» **Document**:
⁂
En prétendant lutter contre l’échec scolaire, l’uniformisation des coefficients au collège pourrait bien ouvrir la voie à un nivellement par le bas. En plaçant les mathématiques au même rang que l’EPS, la réforme menace de sacrifier les matières phares sur l’autel d’une égalité illusoire. Dans la tribune libre suivante, l’analyste politique Michel Ndong Esso alerte sur les dérives possibles et appelle à une refonte plus ambitieuse de la répartition des enseignements.

En affectant le même coefficient aux mathématiques et à l’EPS, on incite insidieusement les élèves à faire moins d’efforts dans la première matière. Comment susciter des vocations dans les sciences tout en abaissant le niveau d’exigence dans les matières scientifiques ? © GabonReview

 

Président fondateur de la plateforme ‘Le Sixième Uni’, Michel Ndong Esso est enseignant, diplômé en philosophie politique, analyste et consultant politique. © D.R.

Afin de lutter contre l’échec scolaire, le Ministère de l’Education nationale a initié une réforme visant à uniformiser les coefficients au collège. Une réforme qui devrait s’étendre sur les classes de 4e et 3e dès cette année scolaire 2025-2026. Mais pour une partie de la communauté éducative, ce mécanisme d’harmonisation des coefficients risque de sacrifier la culture de l’excellence dans les matières phares telles que les mathématiques, les sciences physiques ou le français. En affectant le même coefficient aux mathématiques et à l’EPS, par exemple, on incite insidieusement les élèves à faire moins d’efforts dans la première matière. Or un tel désintérêt est forcément préjudiciable dans un pays qui doit refaire son retard dans la formation des ingénieurs et des techniciens hautement qualifiés. D’ailleurs, comment ne pas s’étonner d’une telle réforme au moment où le gouvernement incite les jeunes à s’orienter vers les filières scientifiques ?  Et si la solution consistait simplement à repartir les enseignements par modules de sorte à préserver l’intérêt des matières phares tout en stimulant des vocations ailleurs ?
⁂
» **Support**:
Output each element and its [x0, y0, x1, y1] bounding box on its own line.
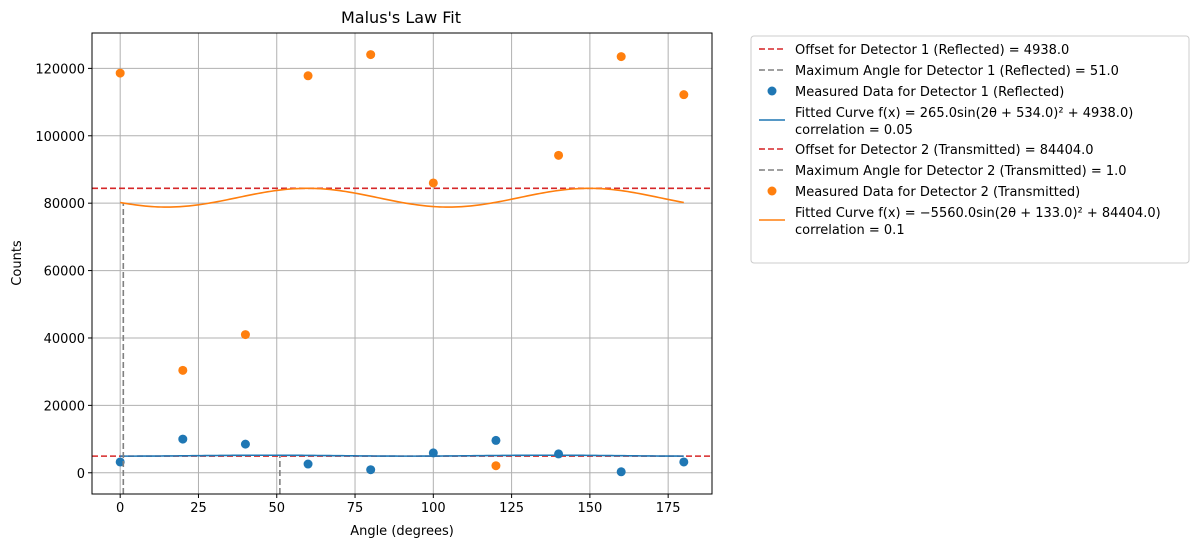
⁂
» **Tâche courte A**:
Selon la tribune sur la réforme des coefficients, à partir de quelle année scolaire la réforme doit-elle s'étendre aux classes de 4e et de 3e ?
» **Tâche courte B**:
Rédigez la suite de la tribune sur la réforme des coefficients au collège, en partant de sa dernière phrase.

» **Réponse rédigée A**:
Dès l'année scolaire 2025-2026.

» **Réponse rédigée B**:
Risque d’une banalisation des matières scientifiques ?

Du côté de l’Education nationale, la tutelle affirme que l’uniformisation des coefficients est avant tout une astuce pour lutter contre l’échec scolaire. Il s’agit d’œuvrer à une meilleure prise en compte de la diversité des talents et des vocations chez les apprenants. Le constat est que la marginalisation de certaines disciplines scolaires telles que l’art et le sport n’a pas permis une meilleure éclosion de cette diversité. Or un élève en difficulté en mathématiques ou en sciences physiques peut manifester des aptitudes dans d’autres matières parfois reléguées au second rang. C’est donc aussi une certaine manière de veiller à l’égalité des chances dans le système éducatif. Sauf que cet argumentaire suscite des réactions contrastées au sein de la communauté éducative et de l’opinion en général.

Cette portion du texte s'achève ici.